Copy every line of the listing that holds the string "بالمعروف".

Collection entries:
--------------------
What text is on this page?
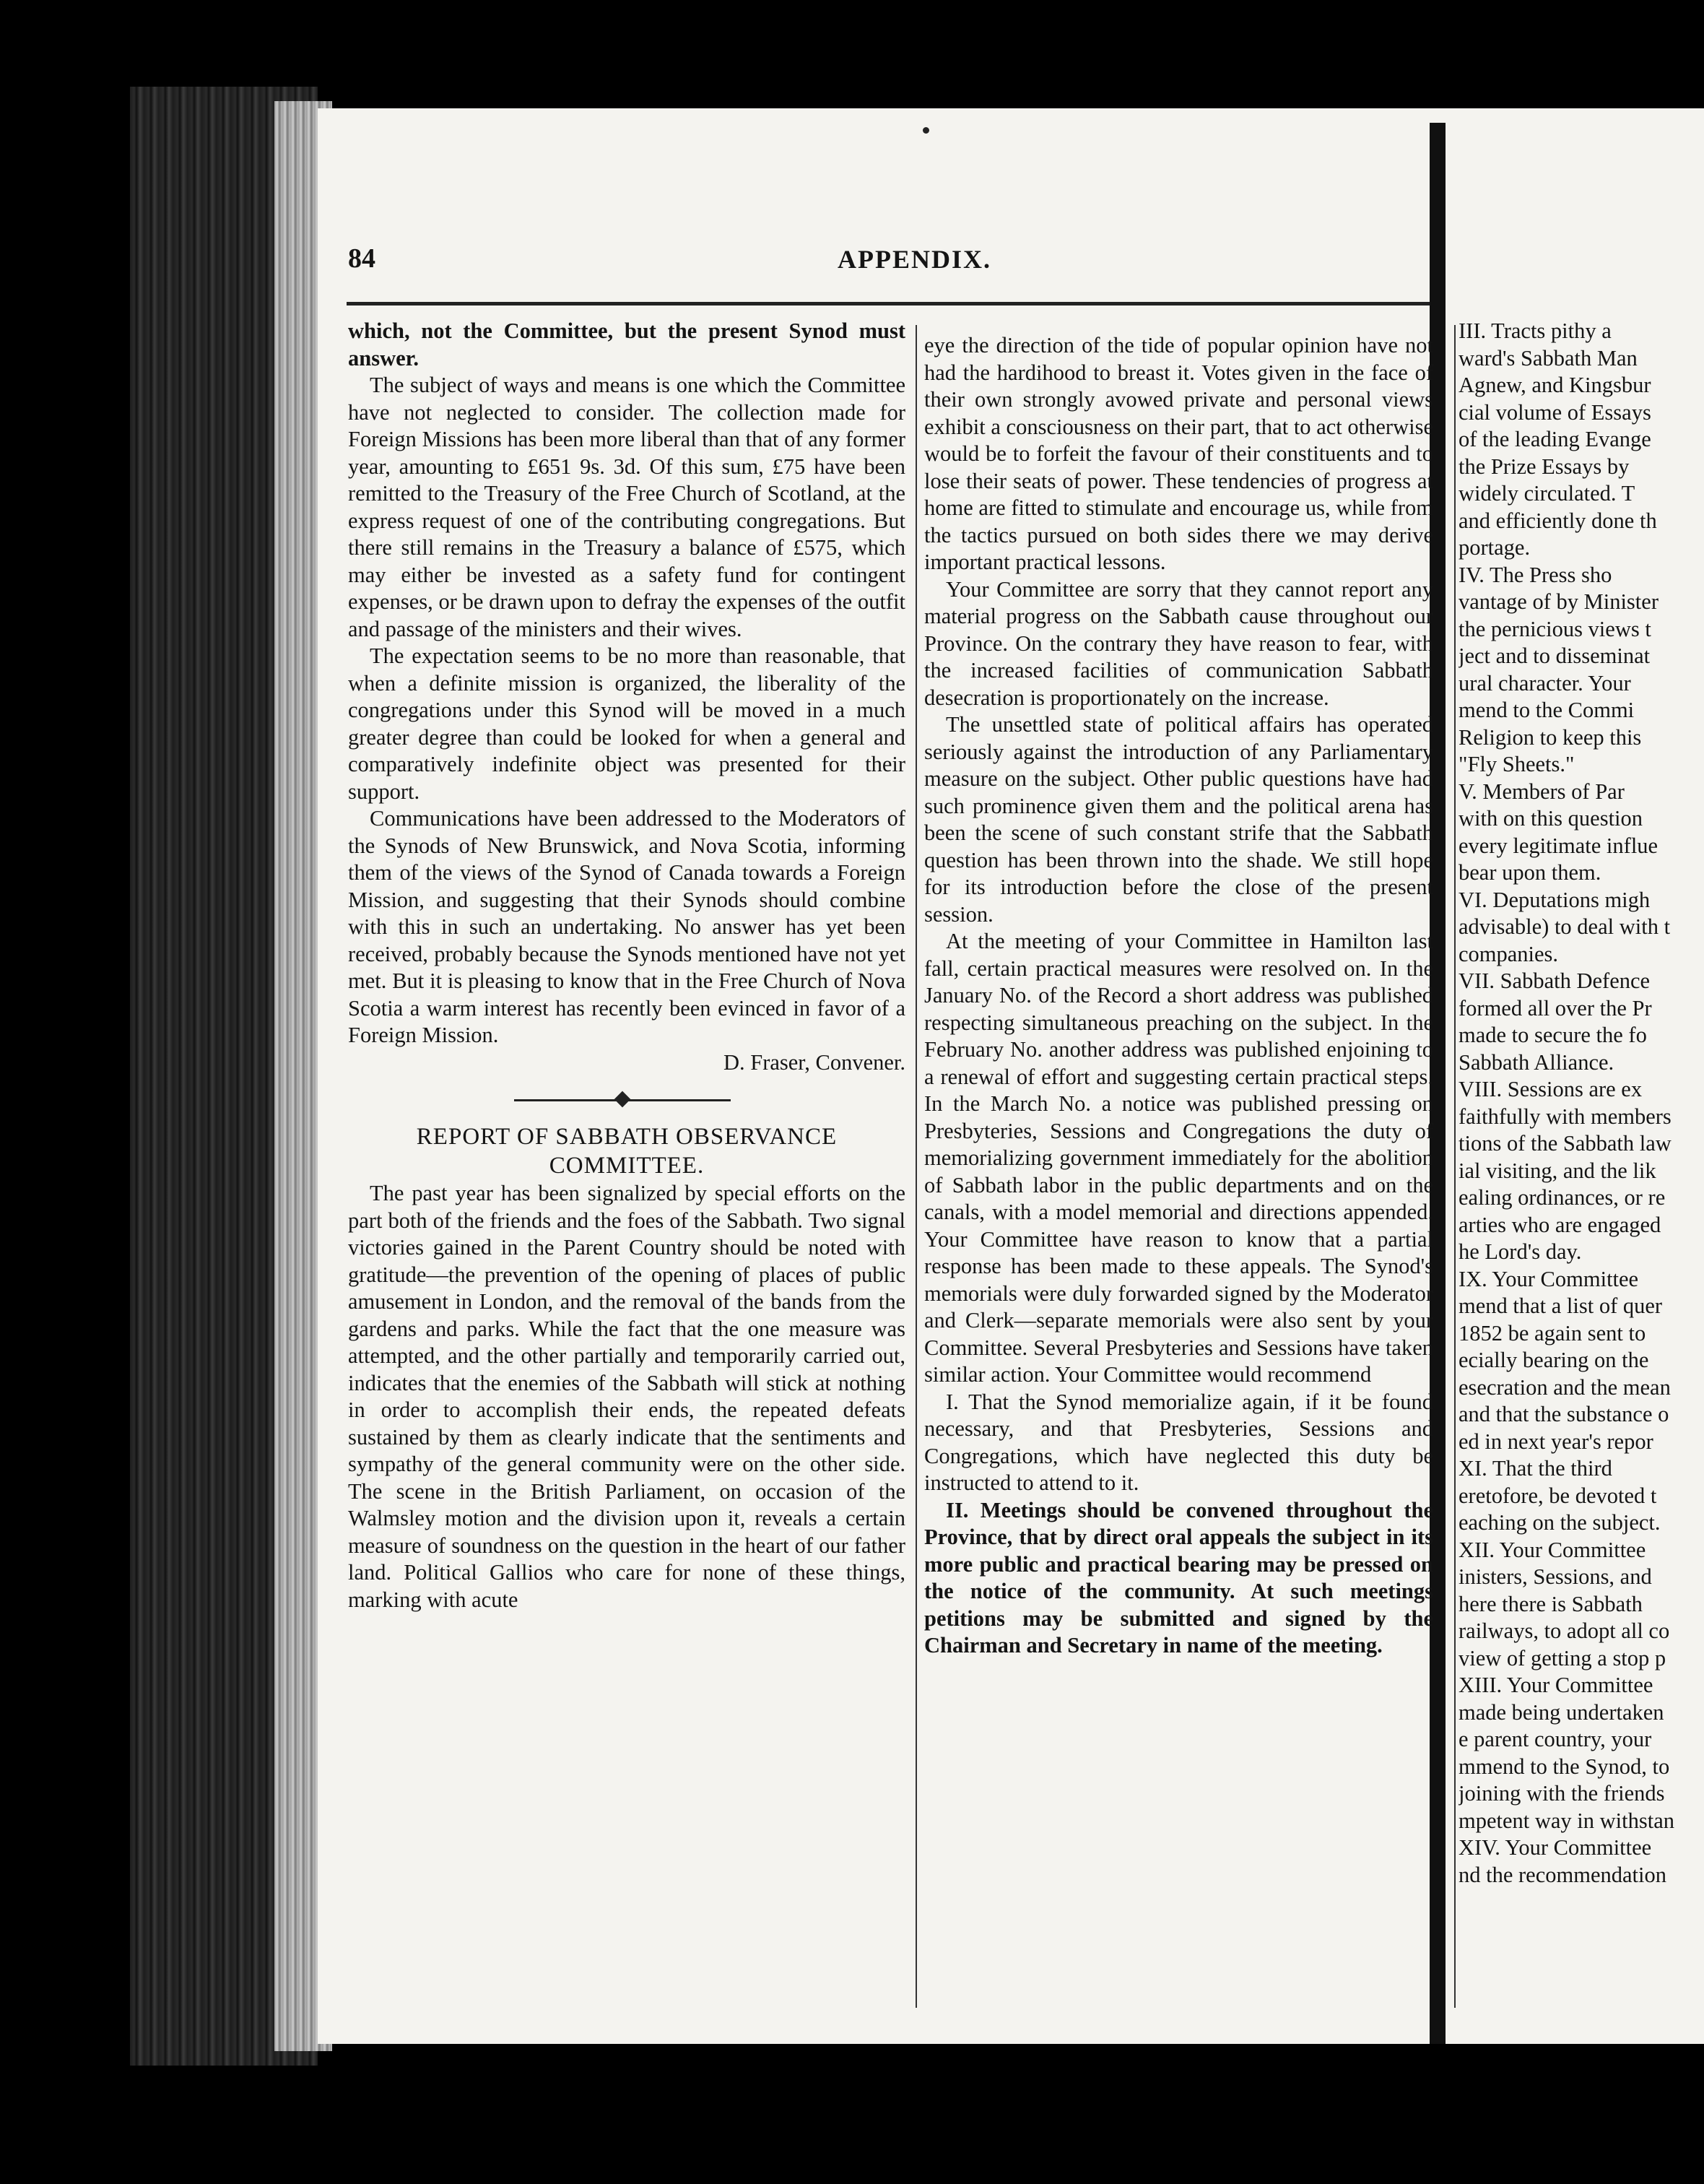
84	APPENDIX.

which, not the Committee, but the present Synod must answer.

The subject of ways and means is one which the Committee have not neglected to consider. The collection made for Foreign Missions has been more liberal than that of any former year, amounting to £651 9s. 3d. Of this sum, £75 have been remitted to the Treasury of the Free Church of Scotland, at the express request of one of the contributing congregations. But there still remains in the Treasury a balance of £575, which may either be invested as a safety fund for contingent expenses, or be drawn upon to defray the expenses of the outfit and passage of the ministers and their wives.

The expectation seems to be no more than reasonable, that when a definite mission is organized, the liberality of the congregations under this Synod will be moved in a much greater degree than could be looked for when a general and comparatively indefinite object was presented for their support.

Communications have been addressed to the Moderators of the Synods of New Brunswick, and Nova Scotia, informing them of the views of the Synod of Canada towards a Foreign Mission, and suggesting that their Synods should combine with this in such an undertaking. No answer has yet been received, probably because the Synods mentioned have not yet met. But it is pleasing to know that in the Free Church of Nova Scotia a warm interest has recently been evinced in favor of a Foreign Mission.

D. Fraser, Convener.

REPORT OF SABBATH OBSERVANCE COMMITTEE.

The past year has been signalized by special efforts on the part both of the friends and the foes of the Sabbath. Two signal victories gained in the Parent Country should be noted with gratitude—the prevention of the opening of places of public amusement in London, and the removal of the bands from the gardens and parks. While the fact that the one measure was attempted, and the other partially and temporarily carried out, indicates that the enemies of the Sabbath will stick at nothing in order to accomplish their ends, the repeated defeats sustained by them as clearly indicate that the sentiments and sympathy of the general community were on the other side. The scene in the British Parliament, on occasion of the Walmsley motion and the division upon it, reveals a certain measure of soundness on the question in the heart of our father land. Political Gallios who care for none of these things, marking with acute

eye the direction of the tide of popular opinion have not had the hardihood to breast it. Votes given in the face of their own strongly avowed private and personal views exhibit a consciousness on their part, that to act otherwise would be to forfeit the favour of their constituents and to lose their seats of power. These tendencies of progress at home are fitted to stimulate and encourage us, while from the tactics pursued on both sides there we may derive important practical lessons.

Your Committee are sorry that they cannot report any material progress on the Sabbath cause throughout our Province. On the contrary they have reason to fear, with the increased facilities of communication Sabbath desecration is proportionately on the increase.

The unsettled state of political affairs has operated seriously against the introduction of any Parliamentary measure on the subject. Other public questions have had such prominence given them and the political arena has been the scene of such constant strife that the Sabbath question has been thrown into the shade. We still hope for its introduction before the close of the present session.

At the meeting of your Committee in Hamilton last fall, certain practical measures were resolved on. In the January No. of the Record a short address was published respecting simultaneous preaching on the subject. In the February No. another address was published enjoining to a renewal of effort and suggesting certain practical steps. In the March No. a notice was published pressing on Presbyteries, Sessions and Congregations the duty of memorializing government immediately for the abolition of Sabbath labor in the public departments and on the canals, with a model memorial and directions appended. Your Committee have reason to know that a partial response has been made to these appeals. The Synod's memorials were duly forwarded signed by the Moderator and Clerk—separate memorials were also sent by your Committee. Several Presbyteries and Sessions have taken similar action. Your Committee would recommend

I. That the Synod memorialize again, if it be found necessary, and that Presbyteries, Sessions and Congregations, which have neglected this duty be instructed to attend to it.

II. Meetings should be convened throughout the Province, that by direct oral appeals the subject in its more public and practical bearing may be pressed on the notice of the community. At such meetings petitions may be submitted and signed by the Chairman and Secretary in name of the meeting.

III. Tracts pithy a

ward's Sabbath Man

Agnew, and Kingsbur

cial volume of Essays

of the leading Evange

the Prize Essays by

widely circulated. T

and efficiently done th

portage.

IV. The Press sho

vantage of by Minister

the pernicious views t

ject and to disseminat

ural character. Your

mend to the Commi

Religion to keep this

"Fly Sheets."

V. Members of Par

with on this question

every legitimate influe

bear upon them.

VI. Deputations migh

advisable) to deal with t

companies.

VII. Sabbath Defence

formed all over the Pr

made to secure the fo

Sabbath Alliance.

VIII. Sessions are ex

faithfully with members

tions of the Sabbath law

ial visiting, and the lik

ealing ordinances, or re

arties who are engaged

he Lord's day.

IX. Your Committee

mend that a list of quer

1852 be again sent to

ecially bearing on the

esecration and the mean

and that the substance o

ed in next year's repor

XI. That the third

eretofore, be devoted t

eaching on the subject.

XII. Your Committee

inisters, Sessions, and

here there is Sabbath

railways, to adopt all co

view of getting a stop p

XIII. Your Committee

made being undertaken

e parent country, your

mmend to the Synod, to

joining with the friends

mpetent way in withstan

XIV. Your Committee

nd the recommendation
--------------------
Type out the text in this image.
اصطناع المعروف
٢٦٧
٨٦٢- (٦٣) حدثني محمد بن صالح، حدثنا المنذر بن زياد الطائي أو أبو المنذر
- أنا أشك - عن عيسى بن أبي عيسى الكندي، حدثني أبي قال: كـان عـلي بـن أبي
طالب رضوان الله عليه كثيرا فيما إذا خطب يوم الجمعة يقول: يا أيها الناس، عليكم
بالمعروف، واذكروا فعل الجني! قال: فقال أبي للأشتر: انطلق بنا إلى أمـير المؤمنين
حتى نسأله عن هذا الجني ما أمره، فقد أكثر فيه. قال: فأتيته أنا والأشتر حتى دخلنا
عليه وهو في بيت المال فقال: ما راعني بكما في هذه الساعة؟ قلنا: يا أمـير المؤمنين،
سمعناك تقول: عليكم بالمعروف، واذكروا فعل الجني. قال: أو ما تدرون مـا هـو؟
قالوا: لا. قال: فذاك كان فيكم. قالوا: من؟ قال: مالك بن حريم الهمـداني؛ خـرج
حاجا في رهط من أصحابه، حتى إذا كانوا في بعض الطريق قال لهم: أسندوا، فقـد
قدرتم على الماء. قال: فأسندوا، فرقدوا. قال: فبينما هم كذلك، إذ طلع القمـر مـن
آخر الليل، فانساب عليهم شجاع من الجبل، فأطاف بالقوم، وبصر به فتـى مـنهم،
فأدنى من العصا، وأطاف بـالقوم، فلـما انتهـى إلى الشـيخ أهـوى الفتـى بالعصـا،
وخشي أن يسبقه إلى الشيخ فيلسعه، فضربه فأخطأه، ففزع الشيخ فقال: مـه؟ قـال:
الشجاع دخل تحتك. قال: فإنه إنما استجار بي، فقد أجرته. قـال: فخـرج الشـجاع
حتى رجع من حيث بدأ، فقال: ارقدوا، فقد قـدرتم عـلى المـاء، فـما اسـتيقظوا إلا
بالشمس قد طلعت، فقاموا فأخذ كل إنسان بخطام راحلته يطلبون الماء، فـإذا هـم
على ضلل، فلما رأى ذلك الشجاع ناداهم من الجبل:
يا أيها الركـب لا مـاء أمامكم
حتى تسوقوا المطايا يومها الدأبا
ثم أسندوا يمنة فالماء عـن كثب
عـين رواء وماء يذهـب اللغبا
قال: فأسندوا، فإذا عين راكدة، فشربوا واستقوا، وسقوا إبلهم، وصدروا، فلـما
--------------------
Solution for this exercise:
بالمعروف، واذكروا فعل الجني! قال: فقال أبي للأشتر: انطلق بنا إلى أمـير المؤمنين
سمعناك تقول: عليكم بالمعروف، واذكروا فعل الجني. قال: أو ما تدرون مـا هـو؟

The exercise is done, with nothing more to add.